- _Exercise instructions_
Your task is to transcribe all the entries exactly, excluding pictures.
━━━━━━━━━━━━━━━━━━━━━━━━━━━━━━
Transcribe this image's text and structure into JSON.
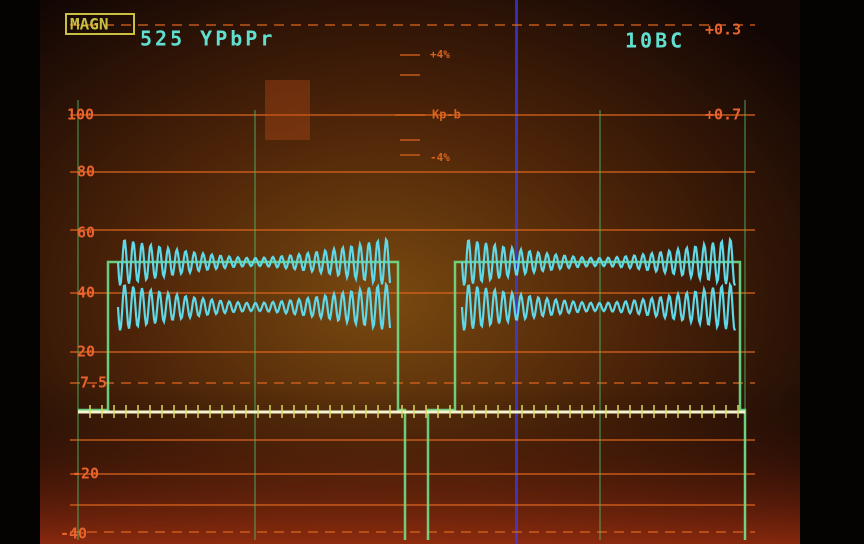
{
  "header": {
    "badge": "MAGN",
    "format": "525 YPbPr",
    "mode": "10BC"
  },
  "left_scale": [
    "100",
    "80",
    "60",
    "40",
    "20",
    "7.5",
    "-20",
    "-40"
  ],
  "right_scale": [
    "+0.3",
    "+0.7"
  ],
  "inset": {
    "top": "+4%",
    "label": "Kp-b",
    "bottom": "-4%"
  }
}
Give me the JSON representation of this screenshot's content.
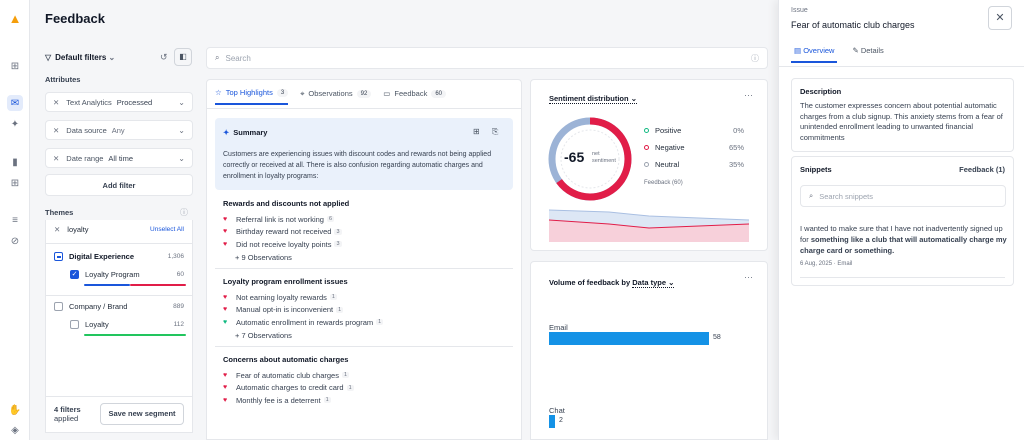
{
  "header": {
    "title": "Feedback"
  },
  "colors": {
    "accent": "#1a56db",
    "negative": "#e11d48",
    "positive": "#10b981",
    "neutral": "#9ca3af",
    "bar": "#1492e6"
  },
  "filters": {
    "default_filters": "Default filters",
    "attributes_label": "Attributes",
    "items": [
      {
        "label": "Text Analytics",
        "value": "Processed"
      },
      {
        "label": "Data source",
        "value": "Any"
      },
      {
        "label": "Date range",
        "value": "All time"
      }
    ],
    "add_filter": "Add filter",
    "themes_label": "Themes",
    "theme_search_value": "loyalty",
    "unselect_all": "Unselect All",
    "theme_groups": [
      {
        "label": "Digital Experience",
        "count": "1,306",
        "child": {
          "label": "Loyalty Program",
          "count": "60"
        }
      },
      {
        "label": "Company / Brand",
        "count": "889",
        "child": {
          "label": "Loyalty",
          "count": "112"
        }
      }
    ],
    "filters_applied_count": "4 filters",
    "filters_applied_suffix": "applied",
    "save_segment": "Save new segment"
  },
  "search": {
    "placeholder": "Search"
  },
  "highlights": {
    "tabs": [
      {
        "label": "Top Highlights",
        "count": "3"
      },
      {
        "label": "Observations",
        "count": "92"
      },
      {
        "label": "Feedback",
        "count": "60"
      }
    ],
    "summary_title": "Summary",
    "summary_text": "Customers are experiencing issues with discount codes and rewards not being applied correctly or received at all. There is also confusion regarding automatic charges and enrollment in loyalty programs:",
    "groups": [
      {
        "title": "Rewards and discounts not applied",
        "items": [
          {
            "text": "Referral link is not working",
            "n": "6"
          },
          {
            "text": "Birthday reward not received",
            "n": "3"
          },
          {
            "text": "Did not receive loyalty points",
            "n": "3"
          }
        ],
        "more": "+ 9 Observations"
      },
      {
        "title": "Loyalty program enrollment issues",
        "items": [
          {
            "text": "Not earning loyalty rewards",
            "n": "1"
          },
          {
            "text": "Manual opt-in is inconvenient",
            "n": "1"
          },
          {
            "text": "Automatic enrollment in rewards program",
            "n": "1"
          }
        ],
        "more": "+ 7 Observations"
      },
      {
        "title": "Concerns about automatic charges",
        "items": [
          {
            "text": "Fear of automatic club charges",
            "n": "1"
          },
          {
            "text": "Automatic charges to credit card",
            "n": "1"
          },
          {
            "text": "Monthly fee is a deterrent",
            "n": "1"
          }
        ],
        "more": ""
      }
    ]
  },
  "sentiment": {
    "title": "Sentiment distribution",
    "score": "-65",
    "score_label_1": "net",
    "score_label_2": "sentiment",
    "legend": [
      {
        "label": "Positive",
        "pct": "0%"
      },
      {
        "label": "Negative",
        "pct": "65%"
      },
      {
        "label": "Neutral",
        "pct": "35%"
      }
    ],
    "footnote": "Feedback (60)"
  },
  "volume": {
    "title_prefix": "Volume of feedback by",
    "title_dim": "Data type",
    "bars": [
      {
        "label": "Email",
        "value": 58
      },
      {
        "label": "Chat",
        "value": 2
      }
    ]
  },
  "panel": {
    "eyebrow": "Issue",
    "title": "Fear of automatic club charges",
    "tabs": [
      "Overview",
      "Details"
    ],
    "description_label": "Description",
    "description": "The customer expresses concern about potential automatic charges from a club signup. This anxiety stems from a fear of unintended enrollment leading to unwanted financial commitments",
    "snippets_label": "Snippets",
    "snippets_source": "Feedback (1)",
    "snippet_search_placeholder": "Search snippets",
    "snippet_text_before": "I wanted to make sure that I have not inadvertently signed up for ",
    "snippet_text_bold": "something like a club that will automatically charge my charge card or something.",
    "snippet_meta": "6 Aug, 2025 · Email"
  }
}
━━━━━━━━━━━━━━━━━━━━━━━━━━━━━━
- _Solution_
Transcribe this image's text and structure into JSON.
{
  "header": {
    "badge": "MAGN",
    "format": "525 YPbPr",
    "mode": "10BC"
  },
  "left_scale": [
    "100",
    "80",
    "60",
    "40",
    "20",
    "7.5",
    "-20",
    "-40"
  ],
  "right_scale": [
    "+0.3",
    "+0.7"
  ],
  "inset": {
    "top": "+4%",
    "label": "Kp-b",
    "bottom": "-4%"
  }
}
Give me the JSON representation of this screenshot's content.
{
  "header": {
    "title": "Feedback"
  },
  "colors": {
    "accent": "#1a56db",
    "negative": "#e11d48",
    "positive": "#10b981",
    "neutral": "#9ca3af",
    "bar": "#1492e6"
  },
  "filters": {
    "default_filters": "Default filters",
    "attributes_label": "Attributes",
    "items": [
      {
        "label": "Text Analytics",
        "value": "Processed"
      },
      {
        "label": "Data source",
        "value": "Any"
      },
      {
        "label": "Date range",
        "value": "All time"
      }
    ],
    "add_filter": "Add filter",
    "themes_label": "Themes",
    "theme_search_value": "loyalty",
    "unselect_all": "Unselect All",
    "theme_groups": [
      {
        "label": "Digital Experience",
        "count": "1,306",
        "child": {
          "label": "Loyalty Program",
          "count": "60"
        }
      },
      {
        "label": "Company / Brand",
        "count": "889",
        "child": {
          "label": "Loyalty",
          "count": "112"
        }
      }
    ],
    "filters_applied_count": "4 filters",
    "filters_applied_suffix": "applied",
    "save_segment": "Save new segment"
  },
  "search": {
    "placeholder": "Search"
  },
  "highlights": {
    "tabs": [
      {
        "label": "Top Highlights",
        "count": "3"
      },
      {
        "label": "Observations",
        "count": "92"
      },
      {
        "label": "Feedback",
        "count": "60"
      }
    ],
    "summary_title": "Summary",
    "summary_text": "Customers are experiencing issues with discount codes and rewards not being applied correctly or received at all. There is also confusion regarding automatic charges and enrollment in loyalty programs:",
    "groups": [
      {
        "title": "Rewards and discounts not applied",
        "items": [
          {
            "text": "Referral link is not working",
            "n": "6"
          },
          {
            "text": "Birthday reward not received",
            "n": "3"
          },
          {
            "text": "Did not receive loyalty points",
            "n": "3"
          }
        ],
        "more": "+ 9 Observations"
      },
      {
        "title": "Loyalty program enrollment issues",
        "items": [
          {
            "text": "Not earning loyalty rewards",
            "n": "1"
          },
          {
            "text": "Manual opt-in is inconvenient",
            "n": "1"
          },
          {
            "text": "Automatic enrollment in rewards program",
            "n": "1"
          }
        ],
        "more": "+ 7 Observations"
      },
      {
        "title": "Concerns about automatic charges",
        "items": [
          {
            "text": "Fear of automatic club charges",
            "n": "1"
          },
          {
            "text": "Automatic charges to credit card",
            "n": "1"
          },
          {
            "text": "Monthly fee is a deterrent",
            "n": "1"
          }
        ],
        "more": ""
      }
    ]
  },
  "sentiment": {
    "title": "Sentiment distribution",
    "score": "-65",
    "score_label_1": "net",
    "score_label_2": "sentiment",
    "legend": [
      {
        "label": "Positive",
        "pct": "0%"
      },
      {
        "label": "Negative",
        "pct": "65%"
      },
      {
        "label": "Neutral",
        "pct": "35%"
      }
    ],
    "footnote": "Feedback (60)"
  },
  "volume": {
    "title_prefix": "Volume of feedback by",
    "title_dim": "Data type",
    "bars": [
      {
        "label": "Email",
        "value": 58
      },
      {
        "label": "Chat",
        "value": 2
      }
    ]
  },
  "panel": {
    "eyebrow": "Issue",
    "title": "Fear of automatic club charges",
    "tabs": [
      "Overview",
      "Details"
    ],
    "description_label": "Description",
    "description": "The customer expresses concern about potential automatic charges from a club signup. This anxiety stems from a fear of unintended enrollment leading to unwanted financial commitments",
    "snippets_label": "Snippets",
    "snippets_source": "Feedback (1)",
    "snippet_search_placeholder": "Search snippets",
    "snippet_text_before": "I wanted to make sure that I have not inadvertently signed up for ",
    "snippet_text_bold": "something like a club that will automatically charge my charge card or something.",
    "snippet_meta": "6 Aug, 2025 · Email"
  }
}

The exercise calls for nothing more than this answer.